→ **Challenge A**
Print, unchanged, the records from their start through the line that contains "Text: Xanthoxin [C15]: Xanthoxin [C15] <box>54", with that line included.

Journal of Geoscience Education, v61 n4 p461-475 Nov 2013
Most research about reformed teaching practices in the college science classroom is based on instructor self-report. This research describes what is happening in some introductory geology courses at multiple institutions across the country using external observers. These observations are quantified using the Reformed Teaching Observation Protocol (RTOP). A scoring rubric created to support consistent application of the 25 items on the RTOP yields very high inter-rater agreement over multiple observations throughout a 3 y period. Using the adapted RTOP instrument, 66 separate observations of introductory physical geology classrooms at 11 different institutions (four associate's colleges, three baccalaureate colleges, a master's university, and three research universities) were collected, and those observations indicate three categories of instruction: (1) teacher-centered, traditional lecture-dominated classrooms (RTOP < 30) with little student talk and minimal student activity beyond listening and note taking; (2) transitional classrooms with some activities involving brief student discussions centered around right/wrong answers; and (3) student-centered classrooms (RTOP = 50) with considerable time devoted to active learning and student communications to promote conceptual understanding. The progression from teacher-centered to transitional and then to student-centered categories is incremental across all subscales of the RTOP instrument except for propositional knowledge (character of the lesson's content and instructor's command of the material), which only increases between teacher-centered and transitional categories. This means there is no single path to an active learning, student-centered introductory geology classroom. Such learning environments are achieved with a holistic approach to all aspects of constructivist teaching as measured by RTOP. If the instructor incorporates small changes in multiple aspects of their teaching from disseminator of knowledge to supporter of student learning, then the transition to a student-centered classroom becomes an approachable process. Faculty can also use the RTOP and rubric to guide course planning, promote self-reflection of their teaching, and assist in the peer evaluation of other's teaching.

→ **Challenge B**
Decide whether each statement agrees with the geology teaching abstract, answering yes or no and quoting the deciding words: (i) the classroom observations were collected at 11 different institutions; (ii) the research relies on instructor self-report; (iii) propositional knowledge increases at every step from teacher-centered to student-centered categories.

Data lines
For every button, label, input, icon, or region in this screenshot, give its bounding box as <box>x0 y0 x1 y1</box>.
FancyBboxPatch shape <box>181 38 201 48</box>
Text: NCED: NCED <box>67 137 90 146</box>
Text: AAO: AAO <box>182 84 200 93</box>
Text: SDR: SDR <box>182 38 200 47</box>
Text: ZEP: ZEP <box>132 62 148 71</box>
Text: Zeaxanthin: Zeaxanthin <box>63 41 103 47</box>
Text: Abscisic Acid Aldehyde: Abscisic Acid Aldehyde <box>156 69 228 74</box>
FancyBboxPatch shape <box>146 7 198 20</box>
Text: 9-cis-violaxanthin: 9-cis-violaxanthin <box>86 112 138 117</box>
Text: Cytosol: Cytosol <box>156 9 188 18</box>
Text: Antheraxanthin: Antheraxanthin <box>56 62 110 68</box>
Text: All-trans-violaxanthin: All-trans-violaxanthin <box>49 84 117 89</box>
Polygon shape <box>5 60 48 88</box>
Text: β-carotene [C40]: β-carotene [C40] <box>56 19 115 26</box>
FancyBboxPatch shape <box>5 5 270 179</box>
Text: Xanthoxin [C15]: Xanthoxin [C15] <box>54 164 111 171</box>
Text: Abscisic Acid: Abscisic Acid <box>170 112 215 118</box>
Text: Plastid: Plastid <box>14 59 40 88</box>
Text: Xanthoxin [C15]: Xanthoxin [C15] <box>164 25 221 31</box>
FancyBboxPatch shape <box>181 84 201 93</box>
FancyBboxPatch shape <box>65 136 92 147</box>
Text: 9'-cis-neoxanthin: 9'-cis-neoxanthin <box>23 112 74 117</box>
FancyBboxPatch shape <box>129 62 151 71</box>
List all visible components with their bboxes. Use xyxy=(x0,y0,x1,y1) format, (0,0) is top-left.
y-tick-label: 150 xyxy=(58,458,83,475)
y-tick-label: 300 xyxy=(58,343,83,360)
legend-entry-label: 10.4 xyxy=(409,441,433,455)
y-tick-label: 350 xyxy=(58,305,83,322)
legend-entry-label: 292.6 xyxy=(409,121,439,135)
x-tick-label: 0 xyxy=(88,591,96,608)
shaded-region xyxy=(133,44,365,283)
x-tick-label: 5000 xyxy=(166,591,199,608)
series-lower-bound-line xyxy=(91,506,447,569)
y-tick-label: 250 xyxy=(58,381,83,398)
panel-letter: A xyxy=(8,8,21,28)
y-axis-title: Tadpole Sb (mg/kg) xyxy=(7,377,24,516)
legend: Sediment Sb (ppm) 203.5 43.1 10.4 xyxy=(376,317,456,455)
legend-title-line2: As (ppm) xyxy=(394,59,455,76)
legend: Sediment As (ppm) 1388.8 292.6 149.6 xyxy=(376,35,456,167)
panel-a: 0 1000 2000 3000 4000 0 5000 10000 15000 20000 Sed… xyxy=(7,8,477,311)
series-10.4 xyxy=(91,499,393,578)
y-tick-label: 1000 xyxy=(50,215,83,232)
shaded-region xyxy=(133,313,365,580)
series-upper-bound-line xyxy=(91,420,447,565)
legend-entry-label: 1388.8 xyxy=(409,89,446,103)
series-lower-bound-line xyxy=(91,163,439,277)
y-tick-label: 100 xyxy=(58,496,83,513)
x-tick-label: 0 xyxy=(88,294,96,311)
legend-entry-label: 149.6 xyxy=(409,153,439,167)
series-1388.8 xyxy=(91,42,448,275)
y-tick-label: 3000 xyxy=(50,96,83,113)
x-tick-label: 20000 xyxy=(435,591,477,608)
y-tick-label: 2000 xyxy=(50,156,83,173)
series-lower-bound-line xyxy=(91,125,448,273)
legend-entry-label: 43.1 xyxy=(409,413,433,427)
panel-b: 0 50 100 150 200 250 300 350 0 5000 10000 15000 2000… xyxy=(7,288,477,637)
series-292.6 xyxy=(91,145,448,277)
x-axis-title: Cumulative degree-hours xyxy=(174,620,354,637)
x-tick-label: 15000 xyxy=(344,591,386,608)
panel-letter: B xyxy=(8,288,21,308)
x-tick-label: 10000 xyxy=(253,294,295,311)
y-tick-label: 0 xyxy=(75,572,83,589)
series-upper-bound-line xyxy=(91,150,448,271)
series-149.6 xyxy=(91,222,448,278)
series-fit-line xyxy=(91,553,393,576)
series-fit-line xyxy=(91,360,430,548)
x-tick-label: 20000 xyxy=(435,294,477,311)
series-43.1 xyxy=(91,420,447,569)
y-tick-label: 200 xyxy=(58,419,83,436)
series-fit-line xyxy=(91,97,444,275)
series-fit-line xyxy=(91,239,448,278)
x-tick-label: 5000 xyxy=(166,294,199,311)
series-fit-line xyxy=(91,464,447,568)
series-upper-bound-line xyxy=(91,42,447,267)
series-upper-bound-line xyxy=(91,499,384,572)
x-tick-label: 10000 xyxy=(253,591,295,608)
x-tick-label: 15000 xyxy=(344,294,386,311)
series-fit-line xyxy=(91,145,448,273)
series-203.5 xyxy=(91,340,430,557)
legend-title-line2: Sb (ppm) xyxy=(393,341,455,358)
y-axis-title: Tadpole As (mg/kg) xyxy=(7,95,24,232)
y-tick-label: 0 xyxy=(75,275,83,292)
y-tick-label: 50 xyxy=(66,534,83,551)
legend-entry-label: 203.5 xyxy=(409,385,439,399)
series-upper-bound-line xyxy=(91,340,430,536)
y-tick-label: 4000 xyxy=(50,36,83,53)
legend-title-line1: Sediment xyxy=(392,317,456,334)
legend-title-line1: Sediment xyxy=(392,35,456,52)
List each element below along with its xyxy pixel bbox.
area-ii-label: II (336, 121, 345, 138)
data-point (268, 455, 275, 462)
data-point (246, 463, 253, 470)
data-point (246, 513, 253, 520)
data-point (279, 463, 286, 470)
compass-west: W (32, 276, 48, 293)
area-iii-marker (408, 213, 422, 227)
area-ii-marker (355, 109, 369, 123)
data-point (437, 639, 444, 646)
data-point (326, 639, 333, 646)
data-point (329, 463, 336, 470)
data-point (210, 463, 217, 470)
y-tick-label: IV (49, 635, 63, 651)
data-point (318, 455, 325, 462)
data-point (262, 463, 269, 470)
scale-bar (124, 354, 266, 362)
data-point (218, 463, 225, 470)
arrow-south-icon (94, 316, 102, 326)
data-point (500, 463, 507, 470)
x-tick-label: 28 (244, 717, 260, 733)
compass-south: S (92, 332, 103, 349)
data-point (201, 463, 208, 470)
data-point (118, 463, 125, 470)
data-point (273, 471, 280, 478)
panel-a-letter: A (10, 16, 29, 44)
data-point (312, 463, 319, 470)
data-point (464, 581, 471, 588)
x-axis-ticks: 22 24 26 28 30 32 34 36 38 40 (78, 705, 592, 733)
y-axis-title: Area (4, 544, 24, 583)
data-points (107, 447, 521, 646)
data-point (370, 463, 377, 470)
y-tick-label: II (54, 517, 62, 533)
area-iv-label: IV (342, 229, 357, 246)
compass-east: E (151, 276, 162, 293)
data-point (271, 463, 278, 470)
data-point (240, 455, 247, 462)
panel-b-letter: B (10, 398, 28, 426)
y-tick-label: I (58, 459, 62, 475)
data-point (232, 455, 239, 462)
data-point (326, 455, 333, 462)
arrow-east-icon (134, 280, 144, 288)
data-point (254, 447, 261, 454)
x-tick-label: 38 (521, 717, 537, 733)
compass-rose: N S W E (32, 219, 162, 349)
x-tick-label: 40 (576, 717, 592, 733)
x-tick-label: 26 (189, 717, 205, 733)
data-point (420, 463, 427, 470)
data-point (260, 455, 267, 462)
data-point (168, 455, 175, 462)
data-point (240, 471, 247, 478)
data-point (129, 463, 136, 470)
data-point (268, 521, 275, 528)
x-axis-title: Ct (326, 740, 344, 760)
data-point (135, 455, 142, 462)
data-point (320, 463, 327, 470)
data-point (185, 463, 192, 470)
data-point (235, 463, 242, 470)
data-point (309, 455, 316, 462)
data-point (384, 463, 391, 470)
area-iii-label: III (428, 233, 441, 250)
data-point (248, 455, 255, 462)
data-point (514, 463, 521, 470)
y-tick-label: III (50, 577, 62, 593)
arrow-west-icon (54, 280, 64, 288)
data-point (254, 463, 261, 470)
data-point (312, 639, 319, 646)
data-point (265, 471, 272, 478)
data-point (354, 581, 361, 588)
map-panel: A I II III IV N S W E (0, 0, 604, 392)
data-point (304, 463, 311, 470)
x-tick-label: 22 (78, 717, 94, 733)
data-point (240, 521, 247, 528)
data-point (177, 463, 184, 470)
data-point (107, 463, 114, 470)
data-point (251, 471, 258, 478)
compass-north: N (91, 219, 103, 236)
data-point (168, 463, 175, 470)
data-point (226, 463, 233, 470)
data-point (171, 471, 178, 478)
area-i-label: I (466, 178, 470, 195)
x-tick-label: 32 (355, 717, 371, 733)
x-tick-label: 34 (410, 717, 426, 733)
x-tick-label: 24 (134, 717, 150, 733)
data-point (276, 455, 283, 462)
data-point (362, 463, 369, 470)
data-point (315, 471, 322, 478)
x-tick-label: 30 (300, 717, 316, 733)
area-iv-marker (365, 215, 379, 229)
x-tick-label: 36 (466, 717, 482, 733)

→ **Full output A**
For every button, label, input, icon, or region in this screenshot, give its bounding box as <box>x0 y0 x1 y1</box>.
FancyBboxPatch shape <box>181 38 201 48</box>
Text: NCED: NCED <box>67 137 90 146</box>
Text: AAO: AAO <box>182 84 200 93</box>
Text: SDR: SDR <box>182 38 200 47</box>
Text: ZEP: ZEP <box>132 62 148 71</box>
Text: Zeaxanthin: Zeaxanthin <box>63 41 103 47</box>
Text: Abscisic Acid Aldehyde: Abscisic Acid Aldehyde <box>156 69 228 74</box>
FancyBboxPatch shape <box>146 7 198 20</box>
Text: 9-cis-violaxanthin: 9-cis-violaxanthin <box>86 112 138 117</box>
Text: Cytosol: Cytosol <box>156 9 188 18</box>
Text: Antheraxanthin: Antheraxanthin <box>56 62 110 68</box>
Text: All-trans-violaxanthin: All-trans-violaxanthin <box>49 84 117 89</box>
Polygon shape <box>5 60 48 88</box>
Text: β-carotene [C40]: β-carotene [C40] <box>56 19 115 26</box>
FancyBboxPatch shape <box>5 5 270 179</box>
Text: Xanthoxin [C15]: Xanthoxin [C15] <box>54 164 111 171</box>

→ **Full output B**
(i) Yes: "66 separate observations of introductory physical geology classrooms at 11 different institutions"
(ii) No: "This research describes what is happening in some introductory geology courses at multiple institutions across the country using external observers."
(iii) No: "which only increases between teacher-centered and transitional categories"